EXERCISE
Copy down all of the data underneath, exactly as shown.

____________

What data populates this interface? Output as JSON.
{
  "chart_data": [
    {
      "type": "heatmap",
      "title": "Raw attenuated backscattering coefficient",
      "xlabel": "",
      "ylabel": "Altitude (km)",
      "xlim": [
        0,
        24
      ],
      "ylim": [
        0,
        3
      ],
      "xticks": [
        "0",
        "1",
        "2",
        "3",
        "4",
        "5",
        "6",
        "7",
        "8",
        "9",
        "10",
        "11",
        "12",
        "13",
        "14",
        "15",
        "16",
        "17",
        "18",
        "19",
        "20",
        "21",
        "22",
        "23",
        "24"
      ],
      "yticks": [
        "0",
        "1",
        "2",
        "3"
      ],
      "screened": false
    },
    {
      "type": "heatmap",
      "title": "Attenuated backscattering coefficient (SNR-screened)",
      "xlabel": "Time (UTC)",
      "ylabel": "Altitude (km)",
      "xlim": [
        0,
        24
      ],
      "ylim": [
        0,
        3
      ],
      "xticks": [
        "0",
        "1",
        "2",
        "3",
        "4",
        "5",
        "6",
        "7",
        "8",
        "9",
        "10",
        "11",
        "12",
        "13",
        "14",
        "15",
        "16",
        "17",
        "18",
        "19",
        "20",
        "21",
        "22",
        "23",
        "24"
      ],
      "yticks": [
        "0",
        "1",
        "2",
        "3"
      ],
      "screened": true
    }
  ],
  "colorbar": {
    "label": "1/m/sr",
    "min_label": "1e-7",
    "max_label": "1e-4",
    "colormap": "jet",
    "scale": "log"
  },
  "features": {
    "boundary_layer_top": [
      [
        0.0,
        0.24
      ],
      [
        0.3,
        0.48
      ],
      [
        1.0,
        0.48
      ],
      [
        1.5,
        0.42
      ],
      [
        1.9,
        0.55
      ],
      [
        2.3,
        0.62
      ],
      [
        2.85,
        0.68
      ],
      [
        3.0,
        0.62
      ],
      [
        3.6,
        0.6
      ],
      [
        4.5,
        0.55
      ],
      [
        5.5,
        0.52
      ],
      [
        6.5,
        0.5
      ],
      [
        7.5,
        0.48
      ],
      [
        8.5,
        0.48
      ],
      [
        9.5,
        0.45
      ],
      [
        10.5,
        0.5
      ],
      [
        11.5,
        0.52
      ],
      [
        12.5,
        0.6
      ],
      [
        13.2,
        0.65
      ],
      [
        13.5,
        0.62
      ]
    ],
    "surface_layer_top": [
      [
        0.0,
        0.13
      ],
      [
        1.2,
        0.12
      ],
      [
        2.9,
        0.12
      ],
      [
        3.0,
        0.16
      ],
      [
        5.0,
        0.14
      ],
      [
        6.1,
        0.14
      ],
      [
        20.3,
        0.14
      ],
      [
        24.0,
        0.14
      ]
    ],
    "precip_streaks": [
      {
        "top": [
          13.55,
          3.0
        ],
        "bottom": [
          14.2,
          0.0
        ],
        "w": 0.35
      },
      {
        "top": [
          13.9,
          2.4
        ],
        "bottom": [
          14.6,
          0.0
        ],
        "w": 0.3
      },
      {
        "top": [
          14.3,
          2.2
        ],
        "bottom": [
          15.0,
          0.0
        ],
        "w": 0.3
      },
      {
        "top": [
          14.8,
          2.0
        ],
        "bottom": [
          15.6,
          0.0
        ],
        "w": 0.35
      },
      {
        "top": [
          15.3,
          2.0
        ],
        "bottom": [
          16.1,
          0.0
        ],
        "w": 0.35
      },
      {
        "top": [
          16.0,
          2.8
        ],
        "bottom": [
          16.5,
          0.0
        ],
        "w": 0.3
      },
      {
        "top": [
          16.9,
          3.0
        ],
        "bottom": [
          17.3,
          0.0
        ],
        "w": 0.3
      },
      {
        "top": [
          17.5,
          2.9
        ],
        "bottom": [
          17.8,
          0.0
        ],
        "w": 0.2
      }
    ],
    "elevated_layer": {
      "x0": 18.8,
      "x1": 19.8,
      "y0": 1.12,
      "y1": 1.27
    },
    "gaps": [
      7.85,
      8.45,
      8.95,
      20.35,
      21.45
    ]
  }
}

____________

TASK RESPONSE
What data populates this interface? Output as JSON.
{
  "chart_data": [
    {
      "type": "heatmap",
      "title": "Raw attenuated backscattering coefficient",
      "xlabel": "",
      "ylabel": "Altitude (km)",
      "xlim": [
        0,
        24
      ],
      "ylim": [
        0,
        3
      ],
      "xticks": [
        "0",
        "1",
        "2",
        "3",
        "4",
        "5",
        "6",
        "7",
        "8",
        "9",
        "10",
        "11",
        "12",
        "13",
        "14",
        "15",
        "16",
        "17",
        "18",
        "19",
        "20",
        "21",
        "22",
        "23",
        "24"
      ],
      "yticks": [
        "0",
        "1",
        "2",
        "3"
      ],
      "screened": false
    },
    {
      "type": "heatmap",
      "title": "Attenuated backscattering coefficient (SNR-screened)",
      "xlabel": "Time (UTC)",
      "ylabel": "Altitude (km)",
      "xlim": [
        0,
        24
      ],
      "ylim": [
        0,
        3
      ],
      "xticks": [
        "0",
        "1",
        "2",
        "3",
        "4",
        "5",
        "6",
        "7",
        "8",
        "9",
        "10",
        "11",
        "12",
        "13",
        "14",
        "15",
        "16",
        "17",
        "18",
        "19",
        "20",
        "21",
        "22",
        "23",
        "24"
      ],
      "yticks": [
        "0",
        "1",
        "2",
        "3"
      ],
      "screened": true
    }
  ],
  "colorbar": {
    "label": "1/m/sr",
    "min_label": "1e-7",
    "max_label": "1e-4",
    "colormap": "jet",
    "scale": "log"
  },
  "features": {
    "boundary_layer_top": [
      [
        0.0,
        0.24
      ],
      [
        0.3,
        0.48
      ],
      [
        1.0,
        0.48
      ],
      [
        1.5,
        0.42
      ],
      [
        1.9,
        0.55
      ],
      [
        2.3,
        0.62
      ],
      [
        2.85,
        0.68
      ],
      [
        3.0,
        0.62
      ],
      [
        3.6,
        0.6
      ],
      [
        4.5,
        0.55
      ],
      [
        5.5,
        0.52
      ],
      [
        6.5,
        0.5
      ],
      [
        7.5,
        0.48
      ],
      [
        8.5,
        0.48
      ],
      [
        9.5,
        0.45
      ],
      [
        10.5,
        0.5
      ],
      [
        11.5,
        0.52
      ],
      [
        12.5,
        0.6
      ],
      [
        13.2,
        0.65
      ],
      [
        13.5,
        0.62
      ]
    ],
    "surface_layer_top": [
      [
        0.0,
        0.13
      ],
      [
        1.2,
        0.12
      ],
      [
        2.9,
        0.12
      ],
      [
        3.0,
        0.16
      ],
      [
        5.0,
        0.14
      ],
      [
        6.1,
        0.14
      ],
      [
        20.3,
        0.14
      ],
      [
        24.0,
        0.14
      ]
    ],
    "precip_streaks": [
      {
        "top": [
          13.55,
          3.0
        ],
        "bottom": [
          14.2,
          0.0
        ],
        "w": 0.35
      },
      {
        "top": [
          13.9,
          2.4
        ],
        "bottom": [
          14.6,
          0.0
        ],
        "w": 0.3
      },
      {
        "top": [
          14.3,
          2.2
        ],
        "bottom": [
          15.0,
          0.0
        ],
        "w": 0.3
      },
      {
        "top": [
          14.8,
          2.0
        ],
        "bottom": [
          15.6,
          0.0
        ],
        "w": 0.35
      },
      {
        "top": [
          15.3,
          2.0
        ],
        "bottom": [
          16.1,
          0.0
        ],
        "w": 0.35
      },
      {
        "top": [
          16.0,
          2.8
        ],
        "bottom": [
          16.5,
          0.0
        ],
        "w": 0.3
      },
      {
        "top": [
          16.9,
          3.0
        ],
        "bottom": [
          17.3,
          0.0
        ],
        "w": 0.3
      },
      {
        "top": [
          17.5,
          2.9
        ],
        "bottom": [
          17.8,
          0.0
        ],
        "w": 0.2
      }
    ],
    "elevated_layer": {
      "x0": 18.8,
      "x1": 19.8,
      "y0": 1.12,
      "y1": 1.27
    },
    "gaps": [
      7.85,
      8.45,
      8.95,
      20.35,
      21.45
    ]
  }
}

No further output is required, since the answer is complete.